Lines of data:
"""

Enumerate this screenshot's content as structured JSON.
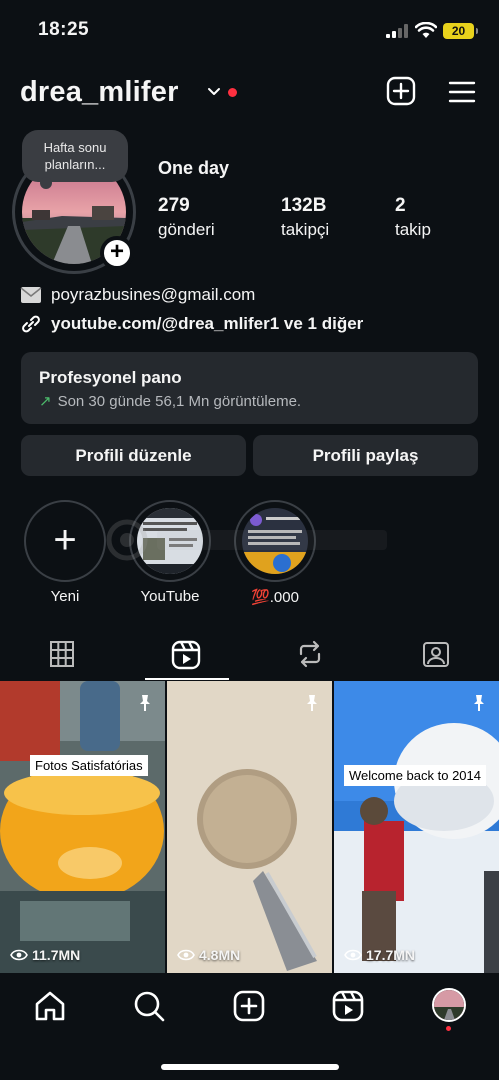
{
  "status_bar": {
    "time": "18:25",
    "battery": "20"
  },
  "profile": {
    "username": "drea_mlifer",
    "note": "Hafta sonu planların...",
    "display_name": "One day",
    "stats": [
      {
        "value": "279",
        "label": "gönderi"
      },
      {
        "value": "132B",
        "label": "takipçi"
      },
      {
        "value": "2",
        "label": "takip"
      }
    ],
    "email": "poyrazbusines@gmail.com",
    "link": "youtube.com/@drea_mlifer1 ve 1 diğer"
  },
  "pro_panel": {
    "title": "Profesyonel pano",
    "subtitle": "Son 30 günde 56,1 Mn görüntüleme."
  },
  "buttons": {
    "edit": "Profili düzenle",
    "share": "Profili paylaş"
  },
  "highlights": [
    {
      "label": "Yeni"
    },
    {
      "label": "YouTube"
    },
    {
      "label": "💯.000"
    }
  ],
  "tabs": [
    "grid-tab",
    "reels-tab",
    "reposts-tab",
    "tagged-tab"
  ],
  "reels": [
    {
      "caption": "Fotos Satisfatórias",
      "views": "11.7MN",
      "pinned": true
    },
    {
      "caption": "",
      "views": "4.8MN",
      "pinned": true
    },
    {
      "caption": "Welcome back to 2014",
      "views": "17.7MN",
      "pinned": true
    }
  ],
  "colors": {
    "background": "#0c1014",
    "panel": "#25292e",
    "notification": "#ff3040",
    "trend": "#4cbb6c"
  }
}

"""

**TASK DIRECTIONS**
Every line is to be duplicated exactly, though pictures stay out.

**CORRECT OUTPUT**
Enumerate this screenshot's content as structured JSON.
{
  "status_bar": {
    "time": "18:25",
    "battery": "20"
  },
  "profile": {
    "username": "drea_mlifer",
    "note": "Hafta sonu planların...",
    "display_name": "One day",
    "stats": [
      {
        "value": "279",
        "label": "gönderi"
      },
      {
        "value": "132B",
        "label": "takipçi"
      },
      {
        "value": "2",
        "label": "takip"
      }
    ],
    "email": "poyrazbusines@gmail.com",
    "link": "youtube.com/@drea_mlifer1 ve 1 diğer"
  },
  "pro_panel": {
    "title": "Profesyonel pano",
    "subtitle": "Son 30 günde 56,1 Mn görüntüleme."
  },
  "buttons": {
    "edit": "Profili düzenle",
    "share": "Profili paylaş"
  },
  "highlights": [
    {
      "label": "Yeni"
    },
    {
      "label": "YouTube"
    },
    {
      "label": "💯.000"
    }
  ],
  "tabs": [
    "grid-tab",
    "reels-tab",
    "reposts-tab",
    "tagged-tab"
  ],
  "reels": [
    {
      "caption": "Fotos Satisfatórias",
      "views": "11.7MN",
      "pinned": true
    },
    {
      "caption": "",
      "views": "4.8MN",
      "pinned": true
    },
    {
      "caption": "Welcome back to 2014",
      "views": "17.7MN",
      "pinned": true
    }
  ],
  "colors": {
    "background": "#0c1014",
    "panel": "#25292e",
    "notification": "#ff3040",
    "trend": "#4cbb6c"
  }
}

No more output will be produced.